Task description: In the entries below, how many lines hold the string "Embeddings"? Give only the number.

Exercise inputs:
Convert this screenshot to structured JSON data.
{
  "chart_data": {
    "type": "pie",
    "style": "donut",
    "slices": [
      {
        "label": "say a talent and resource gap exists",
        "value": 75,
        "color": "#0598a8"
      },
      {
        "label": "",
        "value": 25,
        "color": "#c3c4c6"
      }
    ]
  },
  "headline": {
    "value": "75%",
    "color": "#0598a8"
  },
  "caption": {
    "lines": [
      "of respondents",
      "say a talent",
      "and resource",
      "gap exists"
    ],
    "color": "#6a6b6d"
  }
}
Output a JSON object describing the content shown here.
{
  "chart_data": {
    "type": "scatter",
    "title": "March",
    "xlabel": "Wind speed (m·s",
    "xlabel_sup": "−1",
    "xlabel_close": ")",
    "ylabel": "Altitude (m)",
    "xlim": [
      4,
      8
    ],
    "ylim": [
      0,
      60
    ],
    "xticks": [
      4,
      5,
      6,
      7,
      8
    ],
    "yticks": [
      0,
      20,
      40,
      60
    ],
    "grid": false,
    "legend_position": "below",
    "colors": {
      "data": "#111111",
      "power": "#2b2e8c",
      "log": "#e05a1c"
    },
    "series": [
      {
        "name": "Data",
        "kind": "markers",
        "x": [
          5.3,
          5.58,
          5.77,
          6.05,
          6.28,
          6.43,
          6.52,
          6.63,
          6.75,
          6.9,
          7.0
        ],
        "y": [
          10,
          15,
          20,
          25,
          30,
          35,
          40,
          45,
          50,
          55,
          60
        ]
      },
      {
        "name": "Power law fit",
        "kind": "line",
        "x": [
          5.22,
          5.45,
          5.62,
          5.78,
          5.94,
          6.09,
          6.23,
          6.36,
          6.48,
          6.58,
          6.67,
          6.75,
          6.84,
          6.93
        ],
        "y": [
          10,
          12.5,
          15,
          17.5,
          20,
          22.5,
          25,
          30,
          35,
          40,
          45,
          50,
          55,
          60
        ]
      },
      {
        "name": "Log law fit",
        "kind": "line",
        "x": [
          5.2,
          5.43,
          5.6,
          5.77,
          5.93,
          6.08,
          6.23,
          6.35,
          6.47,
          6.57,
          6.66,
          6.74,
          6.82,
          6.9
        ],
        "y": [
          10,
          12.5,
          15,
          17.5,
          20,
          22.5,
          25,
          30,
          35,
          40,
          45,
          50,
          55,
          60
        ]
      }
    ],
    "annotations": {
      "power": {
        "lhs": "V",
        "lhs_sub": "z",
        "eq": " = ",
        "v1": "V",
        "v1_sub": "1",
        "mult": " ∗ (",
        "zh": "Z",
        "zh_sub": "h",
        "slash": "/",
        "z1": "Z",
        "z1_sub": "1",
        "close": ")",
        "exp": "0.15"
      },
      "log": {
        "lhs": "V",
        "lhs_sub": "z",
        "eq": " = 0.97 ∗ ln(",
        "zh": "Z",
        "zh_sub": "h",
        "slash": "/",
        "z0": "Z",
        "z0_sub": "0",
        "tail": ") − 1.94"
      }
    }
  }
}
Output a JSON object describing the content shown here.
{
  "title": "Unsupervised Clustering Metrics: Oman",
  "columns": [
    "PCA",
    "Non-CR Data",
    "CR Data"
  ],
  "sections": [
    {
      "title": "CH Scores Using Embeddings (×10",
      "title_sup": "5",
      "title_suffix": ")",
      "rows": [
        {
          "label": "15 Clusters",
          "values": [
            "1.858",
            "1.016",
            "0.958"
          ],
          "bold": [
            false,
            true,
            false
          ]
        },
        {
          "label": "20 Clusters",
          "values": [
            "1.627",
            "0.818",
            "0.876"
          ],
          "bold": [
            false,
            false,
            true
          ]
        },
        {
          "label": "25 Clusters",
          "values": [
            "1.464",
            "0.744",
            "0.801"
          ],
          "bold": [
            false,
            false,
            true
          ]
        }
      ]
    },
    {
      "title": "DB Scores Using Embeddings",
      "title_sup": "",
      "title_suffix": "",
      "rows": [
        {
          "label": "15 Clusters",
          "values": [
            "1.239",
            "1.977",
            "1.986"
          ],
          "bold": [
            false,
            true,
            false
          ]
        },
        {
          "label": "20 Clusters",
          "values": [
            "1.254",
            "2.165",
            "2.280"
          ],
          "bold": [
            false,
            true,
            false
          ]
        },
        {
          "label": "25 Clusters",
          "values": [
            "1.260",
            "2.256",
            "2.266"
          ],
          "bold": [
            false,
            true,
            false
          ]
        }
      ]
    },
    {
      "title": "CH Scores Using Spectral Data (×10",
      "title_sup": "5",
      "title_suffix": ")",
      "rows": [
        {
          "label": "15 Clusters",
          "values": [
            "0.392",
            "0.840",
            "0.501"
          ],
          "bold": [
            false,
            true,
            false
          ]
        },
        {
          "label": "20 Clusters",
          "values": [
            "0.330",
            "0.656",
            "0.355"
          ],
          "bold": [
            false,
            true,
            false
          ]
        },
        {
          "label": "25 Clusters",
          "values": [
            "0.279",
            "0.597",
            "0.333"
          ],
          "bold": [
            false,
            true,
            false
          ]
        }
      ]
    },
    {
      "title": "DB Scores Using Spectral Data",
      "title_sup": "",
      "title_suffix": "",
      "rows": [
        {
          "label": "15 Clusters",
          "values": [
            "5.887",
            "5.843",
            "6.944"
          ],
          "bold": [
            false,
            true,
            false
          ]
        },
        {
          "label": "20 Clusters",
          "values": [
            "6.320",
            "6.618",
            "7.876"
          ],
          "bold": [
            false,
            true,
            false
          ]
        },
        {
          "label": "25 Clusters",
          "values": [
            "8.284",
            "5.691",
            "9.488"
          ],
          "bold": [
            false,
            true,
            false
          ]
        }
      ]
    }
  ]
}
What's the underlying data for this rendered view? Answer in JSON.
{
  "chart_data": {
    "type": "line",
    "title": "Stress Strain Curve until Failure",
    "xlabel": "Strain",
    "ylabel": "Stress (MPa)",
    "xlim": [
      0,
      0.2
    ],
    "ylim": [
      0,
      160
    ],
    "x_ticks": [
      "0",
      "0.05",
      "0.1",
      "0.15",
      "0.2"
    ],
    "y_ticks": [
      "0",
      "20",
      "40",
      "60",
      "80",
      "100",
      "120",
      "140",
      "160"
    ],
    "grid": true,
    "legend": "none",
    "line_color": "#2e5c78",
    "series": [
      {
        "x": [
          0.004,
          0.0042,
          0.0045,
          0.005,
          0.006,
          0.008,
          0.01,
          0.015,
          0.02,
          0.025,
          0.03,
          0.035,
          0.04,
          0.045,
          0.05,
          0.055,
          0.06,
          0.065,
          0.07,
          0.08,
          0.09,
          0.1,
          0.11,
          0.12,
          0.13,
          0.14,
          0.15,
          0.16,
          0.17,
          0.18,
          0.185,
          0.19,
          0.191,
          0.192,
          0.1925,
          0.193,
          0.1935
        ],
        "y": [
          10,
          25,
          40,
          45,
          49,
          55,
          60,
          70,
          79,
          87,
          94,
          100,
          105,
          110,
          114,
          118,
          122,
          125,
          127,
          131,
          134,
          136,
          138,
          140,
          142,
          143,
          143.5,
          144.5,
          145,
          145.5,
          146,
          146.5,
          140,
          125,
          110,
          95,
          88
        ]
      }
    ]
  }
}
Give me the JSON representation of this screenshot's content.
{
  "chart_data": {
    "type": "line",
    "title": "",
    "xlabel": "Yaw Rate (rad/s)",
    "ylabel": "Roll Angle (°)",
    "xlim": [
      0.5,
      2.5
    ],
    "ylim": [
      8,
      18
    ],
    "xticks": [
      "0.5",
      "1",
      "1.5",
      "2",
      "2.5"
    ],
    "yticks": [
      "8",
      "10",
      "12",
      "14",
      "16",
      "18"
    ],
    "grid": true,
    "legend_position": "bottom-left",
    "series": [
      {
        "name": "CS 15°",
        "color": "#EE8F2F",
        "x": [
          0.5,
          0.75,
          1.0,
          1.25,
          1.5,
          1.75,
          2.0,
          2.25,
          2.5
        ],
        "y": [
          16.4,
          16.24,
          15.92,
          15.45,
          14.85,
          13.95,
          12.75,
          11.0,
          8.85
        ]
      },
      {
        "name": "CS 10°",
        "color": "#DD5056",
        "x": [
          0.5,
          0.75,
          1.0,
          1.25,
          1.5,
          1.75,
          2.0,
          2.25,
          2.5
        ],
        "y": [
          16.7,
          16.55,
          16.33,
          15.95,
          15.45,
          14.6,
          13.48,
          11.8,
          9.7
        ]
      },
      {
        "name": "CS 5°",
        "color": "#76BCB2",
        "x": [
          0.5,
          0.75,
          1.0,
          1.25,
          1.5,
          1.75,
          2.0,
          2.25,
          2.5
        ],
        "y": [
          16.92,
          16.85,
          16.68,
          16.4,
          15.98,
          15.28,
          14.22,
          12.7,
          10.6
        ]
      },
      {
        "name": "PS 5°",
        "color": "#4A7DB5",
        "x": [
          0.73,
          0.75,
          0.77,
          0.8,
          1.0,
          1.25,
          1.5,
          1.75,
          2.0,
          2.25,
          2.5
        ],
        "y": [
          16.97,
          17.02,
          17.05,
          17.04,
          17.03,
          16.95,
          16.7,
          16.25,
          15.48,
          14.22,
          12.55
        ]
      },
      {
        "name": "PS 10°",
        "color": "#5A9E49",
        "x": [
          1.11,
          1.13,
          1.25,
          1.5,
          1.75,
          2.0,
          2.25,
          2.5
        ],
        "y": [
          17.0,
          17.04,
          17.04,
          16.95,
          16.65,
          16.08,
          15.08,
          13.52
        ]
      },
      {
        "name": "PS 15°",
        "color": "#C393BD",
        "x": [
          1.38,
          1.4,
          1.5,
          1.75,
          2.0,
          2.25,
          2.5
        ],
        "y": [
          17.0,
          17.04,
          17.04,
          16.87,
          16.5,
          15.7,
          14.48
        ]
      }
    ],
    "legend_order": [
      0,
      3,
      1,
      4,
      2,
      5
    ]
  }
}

Task output: 2